Task statement ▸ Extract each line from the entries below that has the string "After" in it.

** begin The input **

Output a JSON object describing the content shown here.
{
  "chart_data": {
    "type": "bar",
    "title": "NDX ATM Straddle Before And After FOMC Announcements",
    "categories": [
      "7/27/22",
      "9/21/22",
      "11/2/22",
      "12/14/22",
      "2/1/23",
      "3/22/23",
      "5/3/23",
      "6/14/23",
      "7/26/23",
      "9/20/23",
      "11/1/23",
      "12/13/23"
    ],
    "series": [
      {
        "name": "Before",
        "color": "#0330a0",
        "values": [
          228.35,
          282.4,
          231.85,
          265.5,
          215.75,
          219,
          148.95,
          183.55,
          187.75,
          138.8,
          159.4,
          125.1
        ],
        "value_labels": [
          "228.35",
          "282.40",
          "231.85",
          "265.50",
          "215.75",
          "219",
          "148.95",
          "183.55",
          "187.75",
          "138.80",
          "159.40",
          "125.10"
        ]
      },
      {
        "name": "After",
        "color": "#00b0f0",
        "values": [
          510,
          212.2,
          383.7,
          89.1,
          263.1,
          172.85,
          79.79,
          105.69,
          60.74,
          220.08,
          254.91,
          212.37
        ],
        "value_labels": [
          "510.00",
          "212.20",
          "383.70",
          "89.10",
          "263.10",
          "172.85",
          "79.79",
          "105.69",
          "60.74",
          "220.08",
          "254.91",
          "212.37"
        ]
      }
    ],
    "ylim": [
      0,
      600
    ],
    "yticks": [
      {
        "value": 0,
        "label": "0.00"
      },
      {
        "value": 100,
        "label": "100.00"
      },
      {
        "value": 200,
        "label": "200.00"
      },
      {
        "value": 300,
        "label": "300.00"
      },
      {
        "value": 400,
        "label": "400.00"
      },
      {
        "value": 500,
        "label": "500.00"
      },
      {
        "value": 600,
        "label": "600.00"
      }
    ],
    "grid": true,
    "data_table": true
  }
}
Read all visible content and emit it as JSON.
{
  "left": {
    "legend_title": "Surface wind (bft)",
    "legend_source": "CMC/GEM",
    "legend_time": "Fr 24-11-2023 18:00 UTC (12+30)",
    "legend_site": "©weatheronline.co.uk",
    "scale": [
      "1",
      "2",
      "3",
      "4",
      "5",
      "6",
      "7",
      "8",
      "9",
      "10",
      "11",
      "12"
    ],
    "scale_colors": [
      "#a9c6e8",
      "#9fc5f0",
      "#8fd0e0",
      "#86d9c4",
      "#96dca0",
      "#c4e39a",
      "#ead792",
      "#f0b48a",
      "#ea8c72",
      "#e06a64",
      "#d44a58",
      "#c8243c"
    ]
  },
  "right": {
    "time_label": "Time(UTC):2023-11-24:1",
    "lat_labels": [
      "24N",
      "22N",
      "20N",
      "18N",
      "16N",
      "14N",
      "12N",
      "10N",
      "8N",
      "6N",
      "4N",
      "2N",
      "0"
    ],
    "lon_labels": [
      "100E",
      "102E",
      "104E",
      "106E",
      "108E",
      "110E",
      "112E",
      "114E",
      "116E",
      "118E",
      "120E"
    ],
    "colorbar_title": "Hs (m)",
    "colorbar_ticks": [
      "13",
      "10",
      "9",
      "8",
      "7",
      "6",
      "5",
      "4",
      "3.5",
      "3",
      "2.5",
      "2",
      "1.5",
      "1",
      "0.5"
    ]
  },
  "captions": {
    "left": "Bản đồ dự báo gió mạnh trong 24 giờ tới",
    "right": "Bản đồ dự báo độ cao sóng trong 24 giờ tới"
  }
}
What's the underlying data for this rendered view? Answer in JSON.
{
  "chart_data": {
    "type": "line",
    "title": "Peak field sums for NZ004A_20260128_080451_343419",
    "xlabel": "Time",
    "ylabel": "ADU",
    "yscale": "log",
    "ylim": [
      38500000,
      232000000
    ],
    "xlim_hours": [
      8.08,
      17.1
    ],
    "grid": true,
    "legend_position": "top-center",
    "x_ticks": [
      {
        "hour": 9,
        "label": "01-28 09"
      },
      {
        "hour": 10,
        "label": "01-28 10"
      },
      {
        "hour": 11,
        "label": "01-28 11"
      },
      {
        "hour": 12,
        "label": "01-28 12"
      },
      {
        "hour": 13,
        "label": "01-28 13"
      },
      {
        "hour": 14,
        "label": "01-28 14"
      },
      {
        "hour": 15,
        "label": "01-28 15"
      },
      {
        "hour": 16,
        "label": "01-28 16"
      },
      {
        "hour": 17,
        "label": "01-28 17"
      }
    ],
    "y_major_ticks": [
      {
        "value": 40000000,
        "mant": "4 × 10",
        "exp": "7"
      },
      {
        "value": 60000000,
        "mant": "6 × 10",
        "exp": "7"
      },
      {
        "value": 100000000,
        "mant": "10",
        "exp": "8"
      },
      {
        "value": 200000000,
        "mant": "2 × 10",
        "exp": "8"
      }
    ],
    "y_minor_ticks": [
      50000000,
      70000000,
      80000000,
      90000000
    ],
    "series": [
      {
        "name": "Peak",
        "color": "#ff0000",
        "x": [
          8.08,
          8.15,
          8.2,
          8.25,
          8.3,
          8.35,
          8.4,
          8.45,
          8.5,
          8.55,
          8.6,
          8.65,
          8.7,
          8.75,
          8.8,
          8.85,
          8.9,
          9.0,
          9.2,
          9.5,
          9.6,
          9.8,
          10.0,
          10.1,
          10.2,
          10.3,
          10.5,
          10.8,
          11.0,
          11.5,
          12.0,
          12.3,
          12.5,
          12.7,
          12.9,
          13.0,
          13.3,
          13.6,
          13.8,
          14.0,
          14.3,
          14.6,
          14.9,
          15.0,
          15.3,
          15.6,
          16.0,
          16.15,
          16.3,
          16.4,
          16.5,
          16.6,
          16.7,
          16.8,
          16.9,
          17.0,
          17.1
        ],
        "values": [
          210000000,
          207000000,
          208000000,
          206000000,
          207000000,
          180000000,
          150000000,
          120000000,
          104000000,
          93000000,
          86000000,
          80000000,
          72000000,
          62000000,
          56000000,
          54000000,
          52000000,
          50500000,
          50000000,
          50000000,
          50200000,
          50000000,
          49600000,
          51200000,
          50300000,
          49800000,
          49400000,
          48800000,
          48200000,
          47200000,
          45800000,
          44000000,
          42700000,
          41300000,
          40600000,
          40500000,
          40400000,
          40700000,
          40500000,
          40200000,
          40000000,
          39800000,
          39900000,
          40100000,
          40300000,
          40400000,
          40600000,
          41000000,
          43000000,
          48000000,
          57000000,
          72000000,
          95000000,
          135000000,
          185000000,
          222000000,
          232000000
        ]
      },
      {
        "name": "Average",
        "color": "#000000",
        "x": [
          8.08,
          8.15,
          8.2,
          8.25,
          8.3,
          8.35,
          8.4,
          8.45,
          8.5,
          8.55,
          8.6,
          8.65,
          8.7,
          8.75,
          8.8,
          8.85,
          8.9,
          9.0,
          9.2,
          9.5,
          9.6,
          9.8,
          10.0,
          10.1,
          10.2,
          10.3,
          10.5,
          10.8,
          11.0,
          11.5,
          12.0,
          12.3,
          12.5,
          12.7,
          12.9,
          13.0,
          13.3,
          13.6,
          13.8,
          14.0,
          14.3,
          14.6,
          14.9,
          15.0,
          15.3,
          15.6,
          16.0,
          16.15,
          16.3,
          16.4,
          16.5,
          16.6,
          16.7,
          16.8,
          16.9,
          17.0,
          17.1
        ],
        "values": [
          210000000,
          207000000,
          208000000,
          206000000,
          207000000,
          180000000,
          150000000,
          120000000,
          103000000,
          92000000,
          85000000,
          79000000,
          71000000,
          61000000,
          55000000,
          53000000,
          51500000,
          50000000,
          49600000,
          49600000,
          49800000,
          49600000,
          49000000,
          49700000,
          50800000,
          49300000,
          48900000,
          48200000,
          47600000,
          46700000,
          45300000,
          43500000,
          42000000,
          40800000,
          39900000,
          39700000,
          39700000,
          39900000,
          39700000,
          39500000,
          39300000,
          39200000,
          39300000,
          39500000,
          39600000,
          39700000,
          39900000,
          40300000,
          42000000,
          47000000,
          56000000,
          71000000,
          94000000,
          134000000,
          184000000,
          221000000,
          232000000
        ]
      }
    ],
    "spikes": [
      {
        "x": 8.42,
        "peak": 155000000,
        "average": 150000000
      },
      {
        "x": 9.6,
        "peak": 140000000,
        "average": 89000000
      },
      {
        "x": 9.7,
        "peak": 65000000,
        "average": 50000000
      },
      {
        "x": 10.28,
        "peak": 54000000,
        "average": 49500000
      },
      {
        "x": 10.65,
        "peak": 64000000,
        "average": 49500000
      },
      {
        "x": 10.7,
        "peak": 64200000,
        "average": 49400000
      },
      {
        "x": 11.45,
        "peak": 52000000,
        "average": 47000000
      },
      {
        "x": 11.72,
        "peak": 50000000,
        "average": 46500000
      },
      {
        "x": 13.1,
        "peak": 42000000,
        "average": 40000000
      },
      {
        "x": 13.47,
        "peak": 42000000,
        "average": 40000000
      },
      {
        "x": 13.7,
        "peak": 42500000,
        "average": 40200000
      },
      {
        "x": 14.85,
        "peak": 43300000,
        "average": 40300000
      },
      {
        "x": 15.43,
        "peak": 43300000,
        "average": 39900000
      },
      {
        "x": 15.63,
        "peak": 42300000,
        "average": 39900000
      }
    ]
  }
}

** end The input **

Answer ▸
    "title": "NDX ATM Straddle Before And After FOMC Announcements",
        "name": "After",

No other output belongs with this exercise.